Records
# # # # # # #
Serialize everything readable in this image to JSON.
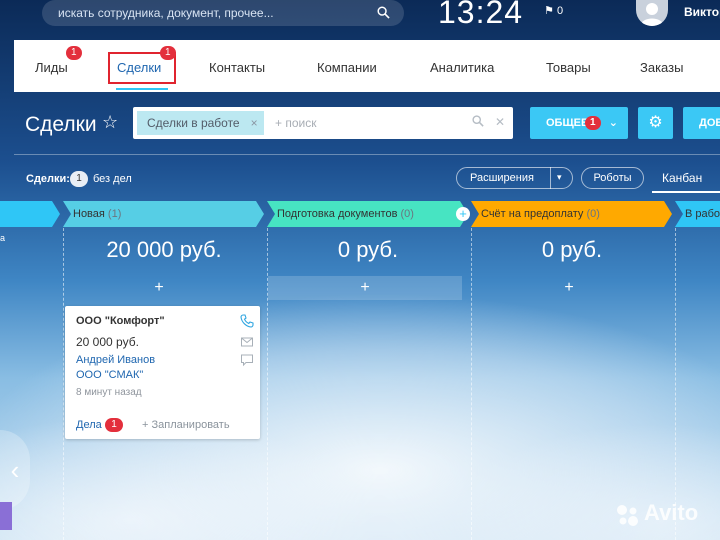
{
  "topbar": {
    "search_placeholder": "искать сотрудника, документ, прочее...",
    "clock": "13:24",
    "flag_count": "0",
    "user_name": "Виктор"
  },
  "nav": {
    "tabs": [
      {
        "label": "Лиды",
        "badge": "1"
      },
      {
        "label": "Сделки",
        "badge": "1"
      },
      {
        "label": "Контакты"
      },
      {
        "label": "Компании"
      },
      {
        "label": "Аналитика"
      },
      {
        "label": "Товары"
      },
      {
        "label": "Заказы"
      }
    ]
  },
  "toolbar": {
    "title": "Сделки",
    "filter_tag": "Сделки в работе",
    "filter_tag_remove": "×",
    "filter_placeholder": "+ поиск",
    "general_label": "ОБЩЕЕ",
    "general_badge": "1",
    "add_label": "ДОБ"
  },
  "counters": {
    "label": "Сделки:",
    "count": "1",
    "text": "без дел",
    "extensions": "Расширения",
    "robots": "Роботы",
    "kanban": "Канбан"
  },
  "stages": [
    {
      "name": "Новая",
      "count": "(1)",
      "sum": "20 000 руб.",
      "color": "#56cee5"
    },
    {
      "name": "Подготовка документов",
      "count": "(0)",
      "sum": "0 руб.",
      "color": "#47e4c2"
    },
    {
      "name": "Счёт на предоплату",
      "count": "(0)",
      "sum": "0 руб.",
      "color": "#ffa900"
    },
    {
      "name": "В работе",
      "count": "",
      "sum": "",
      "color": "#2fc6f6"
    }
  ],
  "deal_card": {
    "title": "ООО \"Комфорт\"",
    "sum": "20 000 руб.",
    "contact": "Андрей Иванов",
    "company": "ООО \"СМАК\"",
    "time": "8 минут назад",
    "tasks_label": "Дела",
    "tasks_badge": "1",
    "plan_label": "+ Запланировать"
  },
  "watermark": "Avito",
  "side_label": "а"
}
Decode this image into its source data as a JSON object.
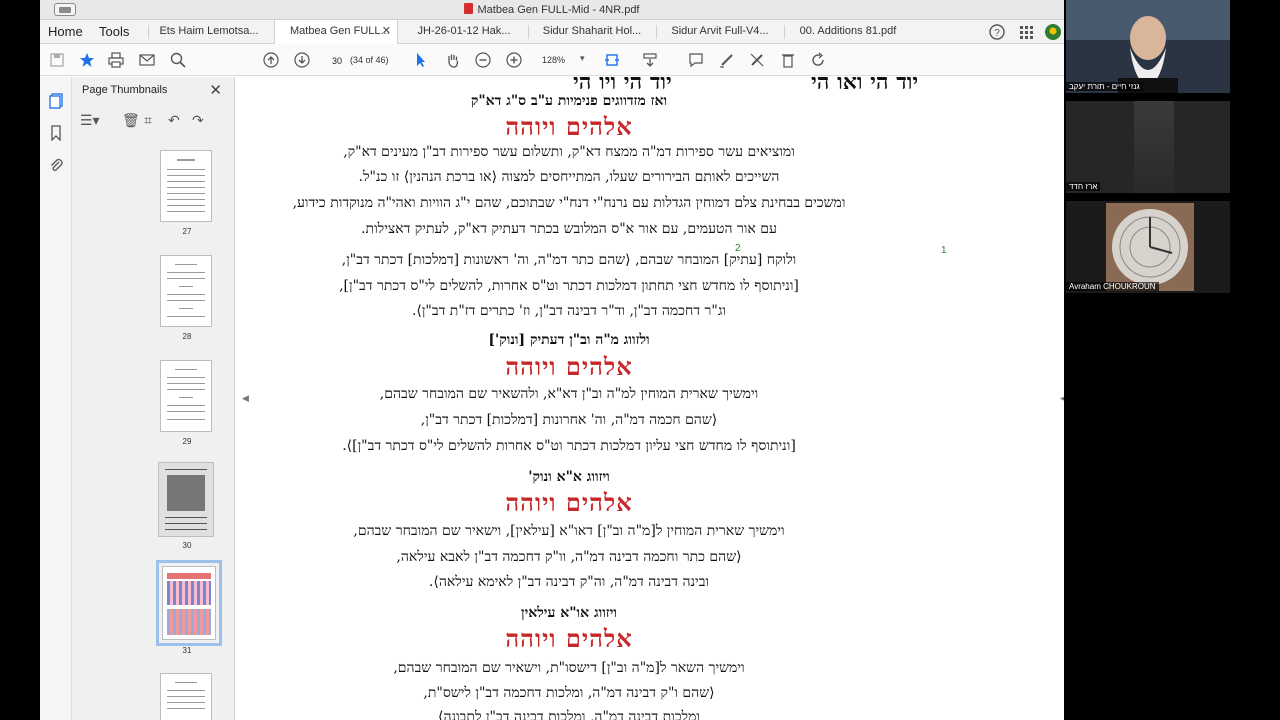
# # # # # # #
▸ **Exercise objective**
Repeat the records above exactly, omitting every picture.

▸ **Answer to this problem**
Serialize everything readable in this image to JSON.
{
  "topbar": {
    "search_placeholder": "искать сотрудника, документ, прочее...",
    "clock": "13:24",
    "flag_count": "0",
    "user_name": "Виктор"
  },
  "nav": {
    "tabs": [
      {
        "label": "Лиды",
        "badge": "1"
      },
      {
        "label": "Сделки",
        "badge": "1"
      },
      {
        "label": "Контакты"
      },
      {
        "label": "Компании"
      },
      {
        "label": "Аналитика"
      },
      {
        "label": "Товары"
      },
      {
        "label": "Заказы"
      }
    ]
  },
  "toolbar": {
    "title": "Сделки",
    "filter_tag": "Сделки в работе",
    "filter_tag_remove": "×",
    "filter_placeholder": "+ поиск",
    "general_label": "ОБЩЕЕ",
    "general_badge": "1",
    "add_label": "ДОБ"
  },
  "counters": {
    "label": "Сделки:",
    "count": "1",
    "text": "без дел",
    "extensions": "Расширения",
    "robots": "Роботы",
    "kanban": "Канбан"
  },
  "stages": [
    {
      "name": "Новая",
      "count": "(1)",
      "sum": "20 000 руб.",
      "color": "#56cee5"
    },
    {
      "name": "Подготовка документов",
      "count": "(0)",
      "sum": "0 руб.",
      "color": "#47e4c2"
    },
    {
      "name": "Счёт на предоплату",
      "count": "(0)",
      "sum": "0 руб.",
      "color": "#ffa900"
    },
    {
      "name": "В работе",
      "count": "",
      "sum": "",
      "color": "#2fc6f6"
    }
  ],
  "deal_card": {
    "title": "ООО \"Комфорт\"",
    "sum": "20 000 руб.",
    "contact": "Андрей Иванов",
    "company": "ООО \"СМАК\"",
    "time": "8 минут назад",
    "tasks_label": "Дела",
    "tasks_badge": "1",
    "plan_label": "+ Запланировать"
  },
  "watermark": "Avito",
  "side_label": "а"
}
Decode this image into its source data as a JSON object.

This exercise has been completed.